**EXERCISE TASK**
Say how many lines hold the string "basic"; please write nothing but the number.

**MATERIAL PROVIDED**
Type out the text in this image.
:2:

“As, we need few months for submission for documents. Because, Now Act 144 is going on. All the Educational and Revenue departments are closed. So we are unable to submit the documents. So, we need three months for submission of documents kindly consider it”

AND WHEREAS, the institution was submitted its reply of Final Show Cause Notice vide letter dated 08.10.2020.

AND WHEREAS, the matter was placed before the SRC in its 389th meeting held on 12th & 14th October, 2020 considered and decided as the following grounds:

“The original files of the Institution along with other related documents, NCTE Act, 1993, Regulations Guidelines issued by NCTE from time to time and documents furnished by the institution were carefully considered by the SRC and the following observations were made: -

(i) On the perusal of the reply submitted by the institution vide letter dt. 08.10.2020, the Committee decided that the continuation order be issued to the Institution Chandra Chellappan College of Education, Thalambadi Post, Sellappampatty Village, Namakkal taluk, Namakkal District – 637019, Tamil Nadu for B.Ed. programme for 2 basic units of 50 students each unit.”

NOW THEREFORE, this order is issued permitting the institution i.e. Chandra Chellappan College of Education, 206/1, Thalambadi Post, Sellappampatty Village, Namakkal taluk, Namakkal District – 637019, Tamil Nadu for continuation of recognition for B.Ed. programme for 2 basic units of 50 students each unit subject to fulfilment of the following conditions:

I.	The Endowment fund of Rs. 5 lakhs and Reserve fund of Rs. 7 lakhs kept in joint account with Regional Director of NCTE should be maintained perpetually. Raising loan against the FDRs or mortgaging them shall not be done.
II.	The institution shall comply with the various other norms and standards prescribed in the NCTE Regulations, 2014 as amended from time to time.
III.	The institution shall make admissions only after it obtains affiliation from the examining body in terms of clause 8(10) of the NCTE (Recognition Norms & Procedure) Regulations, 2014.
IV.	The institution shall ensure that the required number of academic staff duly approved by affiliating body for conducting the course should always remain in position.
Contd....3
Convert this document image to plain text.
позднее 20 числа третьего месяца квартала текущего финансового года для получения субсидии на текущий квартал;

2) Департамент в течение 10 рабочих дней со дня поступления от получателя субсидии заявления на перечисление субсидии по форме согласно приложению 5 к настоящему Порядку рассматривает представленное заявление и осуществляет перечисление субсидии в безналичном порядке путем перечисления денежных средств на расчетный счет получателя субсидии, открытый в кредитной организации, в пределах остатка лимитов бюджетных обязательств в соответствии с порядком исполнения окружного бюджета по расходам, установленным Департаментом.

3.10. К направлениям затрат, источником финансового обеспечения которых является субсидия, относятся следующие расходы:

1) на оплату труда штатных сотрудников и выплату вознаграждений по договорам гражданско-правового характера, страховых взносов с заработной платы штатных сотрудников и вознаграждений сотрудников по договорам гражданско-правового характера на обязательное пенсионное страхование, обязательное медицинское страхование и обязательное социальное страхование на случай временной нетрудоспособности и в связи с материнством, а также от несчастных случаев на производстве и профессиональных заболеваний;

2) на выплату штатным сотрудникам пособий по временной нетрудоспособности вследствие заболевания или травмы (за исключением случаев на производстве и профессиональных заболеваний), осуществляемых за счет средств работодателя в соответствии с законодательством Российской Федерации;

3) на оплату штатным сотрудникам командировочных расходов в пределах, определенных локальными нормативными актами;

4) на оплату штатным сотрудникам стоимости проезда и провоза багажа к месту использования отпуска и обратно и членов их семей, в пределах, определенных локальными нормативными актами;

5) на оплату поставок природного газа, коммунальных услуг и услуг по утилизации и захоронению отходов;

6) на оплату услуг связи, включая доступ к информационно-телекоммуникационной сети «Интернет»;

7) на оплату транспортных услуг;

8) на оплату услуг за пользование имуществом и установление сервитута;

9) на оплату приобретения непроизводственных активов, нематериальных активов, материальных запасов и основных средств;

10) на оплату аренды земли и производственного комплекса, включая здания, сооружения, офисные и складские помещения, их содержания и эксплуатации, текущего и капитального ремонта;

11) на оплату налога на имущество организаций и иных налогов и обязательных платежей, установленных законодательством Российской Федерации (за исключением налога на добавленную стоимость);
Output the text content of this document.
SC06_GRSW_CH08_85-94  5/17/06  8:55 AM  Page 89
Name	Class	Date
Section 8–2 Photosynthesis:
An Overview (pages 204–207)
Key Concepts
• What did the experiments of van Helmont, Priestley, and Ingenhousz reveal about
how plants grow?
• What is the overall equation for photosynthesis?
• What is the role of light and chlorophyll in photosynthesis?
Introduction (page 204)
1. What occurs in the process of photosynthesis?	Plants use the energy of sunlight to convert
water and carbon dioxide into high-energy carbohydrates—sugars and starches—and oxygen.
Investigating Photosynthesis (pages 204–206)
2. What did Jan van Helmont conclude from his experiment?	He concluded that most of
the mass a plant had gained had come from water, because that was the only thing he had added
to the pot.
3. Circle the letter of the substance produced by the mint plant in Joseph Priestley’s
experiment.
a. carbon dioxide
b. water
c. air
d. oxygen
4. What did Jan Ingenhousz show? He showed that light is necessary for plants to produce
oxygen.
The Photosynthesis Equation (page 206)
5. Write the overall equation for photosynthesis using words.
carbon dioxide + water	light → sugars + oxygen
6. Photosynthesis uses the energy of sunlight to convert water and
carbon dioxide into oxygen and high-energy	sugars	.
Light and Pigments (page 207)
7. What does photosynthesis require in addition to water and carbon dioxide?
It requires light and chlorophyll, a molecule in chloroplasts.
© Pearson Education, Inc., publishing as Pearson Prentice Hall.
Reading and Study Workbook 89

**EXERCISE ANSWER**
2